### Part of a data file
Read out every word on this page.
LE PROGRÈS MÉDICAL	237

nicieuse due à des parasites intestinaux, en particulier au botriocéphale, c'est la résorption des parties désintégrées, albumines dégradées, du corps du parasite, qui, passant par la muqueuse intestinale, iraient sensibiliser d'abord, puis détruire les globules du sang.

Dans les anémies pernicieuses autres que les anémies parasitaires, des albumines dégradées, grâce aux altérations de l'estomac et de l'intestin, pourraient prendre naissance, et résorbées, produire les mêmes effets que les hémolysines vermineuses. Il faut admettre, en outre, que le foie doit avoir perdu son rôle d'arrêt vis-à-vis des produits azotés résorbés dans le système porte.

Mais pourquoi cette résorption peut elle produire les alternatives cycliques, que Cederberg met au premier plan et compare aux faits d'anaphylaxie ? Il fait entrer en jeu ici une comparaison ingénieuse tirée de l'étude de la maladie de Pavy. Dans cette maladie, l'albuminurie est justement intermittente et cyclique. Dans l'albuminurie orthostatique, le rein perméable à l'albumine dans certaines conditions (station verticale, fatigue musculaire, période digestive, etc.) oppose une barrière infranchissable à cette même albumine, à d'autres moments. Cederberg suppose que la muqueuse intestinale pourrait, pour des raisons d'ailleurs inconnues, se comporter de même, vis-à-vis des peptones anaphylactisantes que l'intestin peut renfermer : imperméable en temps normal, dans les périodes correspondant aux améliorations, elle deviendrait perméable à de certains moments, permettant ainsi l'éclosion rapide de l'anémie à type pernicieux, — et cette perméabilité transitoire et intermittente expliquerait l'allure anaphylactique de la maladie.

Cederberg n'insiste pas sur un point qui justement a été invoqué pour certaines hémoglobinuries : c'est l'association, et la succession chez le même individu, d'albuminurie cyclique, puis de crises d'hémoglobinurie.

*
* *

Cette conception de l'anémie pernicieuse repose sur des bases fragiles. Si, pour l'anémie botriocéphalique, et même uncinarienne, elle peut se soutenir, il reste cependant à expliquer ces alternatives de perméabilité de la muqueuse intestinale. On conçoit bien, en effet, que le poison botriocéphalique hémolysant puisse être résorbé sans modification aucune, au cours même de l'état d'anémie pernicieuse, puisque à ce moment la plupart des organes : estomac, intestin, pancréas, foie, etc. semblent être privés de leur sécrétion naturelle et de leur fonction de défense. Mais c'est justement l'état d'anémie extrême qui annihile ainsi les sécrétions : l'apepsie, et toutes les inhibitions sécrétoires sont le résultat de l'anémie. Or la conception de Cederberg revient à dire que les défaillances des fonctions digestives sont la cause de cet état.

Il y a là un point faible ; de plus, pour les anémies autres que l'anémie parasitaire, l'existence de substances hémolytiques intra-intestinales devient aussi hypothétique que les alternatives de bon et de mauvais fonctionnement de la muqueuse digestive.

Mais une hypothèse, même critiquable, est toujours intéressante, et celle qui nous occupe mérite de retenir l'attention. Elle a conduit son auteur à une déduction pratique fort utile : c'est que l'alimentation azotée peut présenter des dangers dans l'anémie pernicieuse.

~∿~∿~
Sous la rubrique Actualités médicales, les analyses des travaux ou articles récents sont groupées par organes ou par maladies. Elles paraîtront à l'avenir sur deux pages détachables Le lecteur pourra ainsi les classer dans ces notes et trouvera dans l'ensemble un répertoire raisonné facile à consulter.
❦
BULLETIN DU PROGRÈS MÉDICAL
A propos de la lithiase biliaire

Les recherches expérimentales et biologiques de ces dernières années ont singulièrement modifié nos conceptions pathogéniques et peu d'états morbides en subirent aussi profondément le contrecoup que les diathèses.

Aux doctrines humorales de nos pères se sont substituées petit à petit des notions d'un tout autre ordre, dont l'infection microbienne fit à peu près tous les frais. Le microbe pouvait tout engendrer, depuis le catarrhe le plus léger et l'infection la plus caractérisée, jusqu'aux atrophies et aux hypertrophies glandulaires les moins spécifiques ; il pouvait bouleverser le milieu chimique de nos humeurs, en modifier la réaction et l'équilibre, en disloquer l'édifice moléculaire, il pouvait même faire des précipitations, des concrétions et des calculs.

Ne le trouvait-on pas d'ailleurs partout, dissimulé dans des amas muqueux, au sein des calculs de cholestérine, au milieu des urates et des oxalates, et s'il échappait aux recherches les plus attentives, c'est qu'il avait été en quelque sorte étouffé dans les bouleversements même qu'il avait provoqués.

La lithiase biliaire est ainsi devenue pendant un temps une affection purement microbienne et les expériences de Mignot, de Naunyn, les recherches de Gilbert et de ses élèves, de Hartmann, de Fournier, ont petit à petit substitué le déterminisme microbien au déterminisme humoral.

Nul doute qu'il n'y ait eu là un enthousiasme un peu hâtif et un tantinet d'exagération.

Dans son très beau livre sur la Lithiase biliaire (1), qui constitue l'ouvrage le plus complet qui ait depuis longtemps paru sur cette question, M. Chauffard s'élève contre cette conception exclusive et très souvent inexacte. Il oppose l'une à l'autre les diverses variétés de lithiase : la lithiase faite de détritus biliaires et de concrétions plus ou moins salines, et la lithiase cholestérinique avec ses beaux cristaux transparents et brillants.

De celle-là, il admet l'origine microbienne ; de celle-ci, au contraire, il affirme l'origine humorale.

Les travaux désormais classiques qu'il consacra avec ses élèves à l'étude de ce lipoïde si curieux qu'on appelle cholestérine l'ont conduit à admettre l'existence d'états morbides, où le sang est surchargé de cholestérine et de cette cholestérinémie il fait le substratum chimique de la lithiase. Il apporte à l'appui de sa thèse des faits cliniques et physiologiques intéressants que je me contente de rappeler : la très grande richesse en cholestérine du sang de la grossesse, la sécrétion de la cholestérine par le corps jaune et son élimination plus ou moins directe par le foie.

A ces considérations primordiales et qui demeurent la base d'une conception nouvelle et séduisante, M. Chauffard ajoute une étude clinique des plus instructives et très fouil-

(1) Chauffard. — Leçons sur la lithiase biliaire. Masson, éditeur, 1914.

### Directive
Repeat all the entries exactly as given.

### Correct result
Read out every word on this page.
LE PROGRÈS MÉDICAL	237

nicieuse due à des parasites intestinaux, en particulier au botriocéphale, c'est la résorption des parties désintégrées, albumines dégradées, du corps du parasite, qui, passant par la muqueuse intestinale, iraient sensibiliser d'abord, puis détruire les globules du sang.

Dans les anémies pernicieuses autres que les anémies parasitaires, des albumines dégradées, grâce aux altérations de l'estomac et de l'intestin, pourraient prendre naissance, et résorbées, produire les mêmes effets que les hémolysines vermineuses. Il faut admettre, en outre, que le foie doit avoir perdu son rôle d'arrêt vis-à-vis des produits azotés résorbés dans le système porte.

Mais pourquoi cette résorption peut elle produire les alternatives cycliques, que Cederberg met au premier plan et compare aux faits d'anaphylaxie ? Il fait entrer en jeu ici une comparaison ingénieuse tirée de l'étude de la maladie de Pavy. Dans cette maladie, l'albuminurie est justement intermittente et cyclique. Dans l'albuminurie orthostatique, le rein perméable à l'albumine dans certaines conditions (station verticale, fatigue musculaire, période digestive, etc.) oppose une barrière infranchissable à cette même albumine, à d'autres moments. Cederberg suppose que la muqueuse intestinale pourrait, pour des raisons d'ailleurs inconnues, se comporter de même, vis-à-vis des peptones anaphylactisantes que l'intestin peut renfermer : imperméable en temps normal, dans les périodes correspondant aux améliorations, elle deviendrait perméable à de certains moments, permettant ainsi l'éclosion rapide de l'anémie à type pernicieux, — et cette perméabilité transitoire et intermittente expliquerait l'allure anaphylactique de la maladie.

Cederberg n'insiste pas sur un point qui justement a été invoqué pour certaines hémoglobinuries : c'est l'association, et la succession chez le même individu, d'albuminurie cyclique, puis de crises d'hémoglobinurie.

*
* *

Cette conception de l'anémie pernicieuse repose sur des bases fragiles. Si, pour l'anémie botriocéphalique, et même uncinarienne, elle peut se soutenir, il reste cependant à expliquer ces alternatives de perméabilité de la muqueuse intestinale. On conçoit bien, en effet, que le poison botriocéphalique hémolysant puisse être résorbé sans modification aucune, au cours même de l'état d'anémie pernicieuse, puisque à ce moment la plupart des organes : estomac, intestin, pancréas, foie, etc. semblent être privés de leur sécrétion naturelle et de leur fonction de défense. Mais c'est justement l'état d'anémie extrême qui annihile ainsi les sécrétions : l'apepsie, et toutes les inhibitions sécrétoires sont le résultat de l'anémie. Or la conception de Cederberg revient à dire que les défaillances des fonctions digestives sont la cause de cet état.

Il y a là un point faible ; de plus, pour les anémies autres que l'anémie parasitaire, l'existence de substances hémolytiques intra-intestinales devient aussi hypothétique que les alternatives de bon et de mauvais fonctionnement de la muqueuse digestive.

Mais une hypothèse, même critiquable, est toujours intéressante, et celle qui nous occupe mérite de retenir l'attention. Elle a conduit son auteur à une déduction pratique fort utile : c'est que l'alimentation azotée peut présenter des dangers dans l'anémie pernicieuse.

~∿~∿~
Sous la rubrique Actualités médicales, les analyses des travaux ou articles récents sont groupées par organes ou par maladies. Elles paraîtront à l'avenir sur deux pages détachables Le lecteur pourra ainsi les classer dans ces notes et trouvera dans l'ensemble un répertoire raisonné facile à consulter.
❦
BULLETIN DU PROGRÈS MÉDICAL
A propos de la lithiase biliaire

Les recherches expérimentales et biologiques de ces dernières années ont singulièrement modifié nos conceptions pathogéniques et peu d'états morbides en subirent aussi profondément le contrecoup que les diathèses.

Aux doctrines humorales de nos pères se sont substituées petit à petit des notions d'un tout autre ordre, dont l'infection microbienne fit à peu près tous les frais. Le microbe pouvait tout engendrer, depuis le catarrhe le plus léger et l'infection la plus caractérisée, jusqu'aux atrophies et aux hypertrophies glandulaires les moins spécifiques ; il pouvait bouleverser le milieu chimique de nos humeurs, en modifier la réaction et l'équilibre, en disloquer l'édifice moléculaire, il pouvait même faire des précipitations, des concrétions et des calculs.

Ne le trouvait-on pas d'ailleurs partout, dissimulé dans des amas muqueux, au sein des calculs de cholestérine, au milieu des urates et des oxalates, et s'il échappait aux recherches les plus attentives, c'est qu'il avait été en quelque sorte étouffé dans les bouleversements même qu'il avait provoqués.

La lithiase biliaire est ainsi devenue pendant un temps une affection purement microbienne et les expériences de Mignot, de Naunyn, les recherches de Gilbert et de ses élèves, de Hartmann, de Fournier, ont petit à petit substitué le déterminisme microbien au déterminisme humoral.

Nul doute qu'il n'y ait eu là un enthousiasme un peu hâtif et un tantinet d'exagération.

Dans son très beau livre sur la Lithiase biliaire (1), qui constitue l'ouvrage le plus complet qui ait depuis longtemps paru sur cette question, M. Chauffard s'élève contre cette conception exclusive et très souvent inexacte. Il oppose l'une à l'autre les diverses variétés de lithiase : la lithiase faite de détritus biliaires et de concrétions plus ou moins salines, et la lithiase cholestérinique avec ses beaux cristaux transparents et brillants.

De celle-là, il admet l'origine microbienne ; de celle-ci, au contraire, il affirme l'origine humorale.

Les travaux désormais classiques qu'il consacra avec ses élèves à l'étude de ce lipoïde si curieux qu'on appelle cholestérine l'ont conduit à admettre l'existence d'états morbides, où le sang est surchargé de cholestérine et de cette cholestérinémie il fait le substratum chimique de la lithiase. Il apporte à l'appui de sa thèse des faits cliniques et physiologiques intéressants que je me contente de rappeler : la très grande richesse en cholestérine du sang de la grossesse, la sécrétion de la cholestérine par le corps jaune et son élimination plus ou moins directe par le foie.

A ces considérations primordiales et qui demeurent la base d'une conception nouvelle et séduisante, M. Chauffard ajoute une étude clinique des plus instructives et très fouil-

(1) Chauffard. — Leçons sur la lithiase biliaire. Masson, éditeur, 1914.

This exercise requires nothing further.